• Work required: Copy all lines in which the word "codice" can be found.

Data excerpts:
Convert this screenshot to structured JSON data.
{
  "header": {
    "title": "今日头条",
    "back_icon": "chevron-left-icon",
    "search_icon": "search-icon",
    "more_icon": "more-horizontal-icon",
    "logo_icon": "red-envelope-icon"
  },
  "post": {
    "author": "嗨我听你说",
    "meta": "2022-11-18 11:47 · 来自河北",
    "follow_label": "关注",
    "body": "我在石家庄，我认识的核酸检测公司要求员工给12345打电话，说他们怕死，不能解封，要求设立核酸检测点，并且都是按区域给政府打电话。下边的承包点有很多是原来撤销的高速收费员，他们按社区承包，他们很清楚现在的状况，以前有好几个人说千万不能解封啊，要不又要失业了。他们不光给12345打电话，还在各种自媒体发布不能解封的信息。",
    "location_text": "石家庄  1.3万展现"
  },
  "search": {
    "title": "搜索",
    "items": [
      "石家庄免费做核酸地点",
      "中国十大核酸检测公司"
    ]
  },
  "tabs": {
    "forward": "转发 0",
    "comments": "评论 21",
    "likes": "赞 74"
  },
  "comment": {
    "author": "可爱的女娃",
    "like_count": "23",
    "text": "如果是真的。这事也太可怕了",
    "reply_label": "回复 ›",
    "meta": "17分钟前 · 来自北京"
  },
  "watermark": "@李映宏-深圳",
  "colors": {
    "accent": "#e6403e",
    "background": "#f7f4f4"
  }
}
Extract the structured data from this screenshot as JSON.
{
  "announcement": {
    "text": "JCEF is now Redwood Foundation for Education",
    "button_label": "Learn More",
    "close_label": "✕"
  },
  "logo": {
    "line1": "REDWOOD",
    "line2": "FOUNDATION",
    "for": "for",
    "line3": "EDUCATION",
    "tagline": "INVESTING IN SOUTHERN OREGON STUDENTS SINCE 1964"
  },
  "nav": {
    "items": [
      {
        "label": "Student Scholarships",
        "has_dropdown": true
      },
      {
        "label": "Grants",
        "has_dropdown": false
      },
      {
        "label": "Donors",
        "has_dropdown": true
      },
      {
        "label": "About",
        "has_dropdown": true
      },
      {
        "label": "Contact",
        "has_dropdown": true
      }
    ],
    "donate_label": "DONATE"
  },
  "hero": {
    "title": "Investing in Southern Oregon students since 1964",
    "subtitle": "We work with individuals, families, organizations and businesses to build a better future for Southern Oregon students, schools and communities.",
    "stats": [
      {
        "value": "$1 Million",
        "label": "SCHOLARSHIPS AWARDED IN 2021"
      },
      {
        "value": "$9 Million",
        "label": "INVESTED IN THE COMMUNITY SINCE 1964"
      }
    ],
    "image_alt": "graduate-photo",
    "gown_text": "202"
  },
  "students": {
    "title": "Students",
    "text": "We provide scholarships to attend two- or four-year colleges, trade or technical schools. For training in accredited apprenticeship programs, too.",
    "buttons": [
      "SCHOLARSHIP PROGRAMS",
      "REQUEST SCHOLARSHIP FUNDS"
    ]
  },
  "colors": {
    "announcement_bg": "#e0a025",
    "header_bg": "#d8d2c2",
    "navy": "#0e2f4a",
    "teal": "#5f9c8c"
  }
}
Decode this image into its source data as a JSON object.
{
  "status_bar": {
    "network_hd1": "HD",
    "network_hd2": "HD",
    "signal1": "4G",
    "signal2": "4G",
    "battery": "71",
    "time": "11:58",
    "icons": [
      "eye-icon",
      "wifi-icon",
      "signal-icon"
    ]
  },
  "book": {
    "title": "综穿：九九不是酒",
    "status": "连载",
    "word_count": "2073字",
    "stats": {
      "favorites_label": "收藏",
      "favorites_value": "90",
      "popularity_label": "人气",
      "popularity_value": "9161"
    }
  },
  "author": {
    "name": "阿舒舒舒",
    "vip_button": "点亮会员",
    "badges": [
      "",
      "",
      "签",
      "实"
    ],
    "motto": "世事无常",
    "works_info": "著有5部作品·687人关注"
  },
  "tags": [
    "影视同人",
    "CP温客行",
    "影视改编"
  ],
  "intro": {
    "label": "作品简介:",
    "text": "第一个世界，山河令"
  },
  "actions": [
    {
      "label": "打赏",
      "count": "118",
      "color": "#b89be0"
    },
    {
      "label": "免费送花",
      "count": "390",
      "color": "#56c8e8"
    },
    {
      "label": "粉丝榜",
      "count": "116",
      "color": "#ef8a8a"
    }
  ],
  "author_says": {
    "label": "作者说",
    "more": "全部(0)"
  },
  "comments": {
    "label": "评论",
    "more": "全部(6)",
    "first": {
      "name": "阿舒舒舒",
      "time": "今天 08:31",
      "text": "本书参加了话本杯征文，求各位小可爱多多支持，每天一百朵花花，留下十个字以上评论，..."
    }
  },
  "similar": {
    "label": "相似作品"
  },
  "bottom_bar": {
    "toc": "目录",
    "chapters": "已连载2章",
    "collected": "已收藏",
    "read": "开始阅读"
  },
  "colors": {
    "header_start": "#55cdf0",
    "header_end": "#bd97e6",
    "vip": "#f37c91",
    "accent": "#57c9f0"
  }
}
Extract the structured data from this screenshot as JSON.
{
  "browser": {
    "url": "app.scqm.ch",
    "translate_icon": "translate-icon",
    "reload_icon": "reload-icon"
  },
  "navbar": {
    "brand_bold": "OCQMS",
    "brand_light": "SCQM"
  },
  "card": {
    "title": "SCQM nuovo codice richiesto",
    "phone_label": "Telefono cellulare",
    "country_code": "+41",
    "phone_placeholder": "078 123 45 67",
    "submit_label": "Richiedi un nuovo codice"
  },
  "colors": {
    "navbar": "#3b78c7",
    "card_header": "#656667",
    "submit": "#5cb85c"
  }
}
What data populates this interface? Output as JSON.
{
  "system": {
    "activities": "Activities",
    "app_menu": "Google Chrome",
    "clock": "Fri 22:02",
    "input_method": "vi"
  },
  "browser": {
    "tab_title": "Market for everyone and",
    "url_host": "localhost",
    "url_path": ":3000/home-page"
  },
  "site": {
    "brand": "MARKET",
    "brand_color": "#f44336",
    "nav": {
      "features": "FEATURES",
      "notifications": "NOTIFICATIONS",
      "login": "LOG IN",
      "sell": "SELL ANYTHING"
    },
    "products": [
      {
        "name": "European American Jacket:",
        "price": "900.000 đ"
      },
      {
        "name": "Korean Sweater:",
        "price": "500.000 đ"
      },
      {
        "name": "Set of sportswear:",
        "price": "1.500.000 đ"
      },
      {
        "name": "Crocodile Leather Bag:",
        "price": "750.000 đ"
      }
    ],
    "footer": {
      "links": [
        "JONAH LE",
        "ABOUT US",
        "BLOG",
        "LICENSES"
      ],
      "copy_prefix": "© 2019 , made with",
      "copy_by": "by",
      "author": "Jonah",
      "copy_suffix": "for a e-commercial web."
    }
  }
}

• Task result:
    "title": "SCQM nuovo codice richiesto",
    "submit_label": "Richiedi un nuovo codice"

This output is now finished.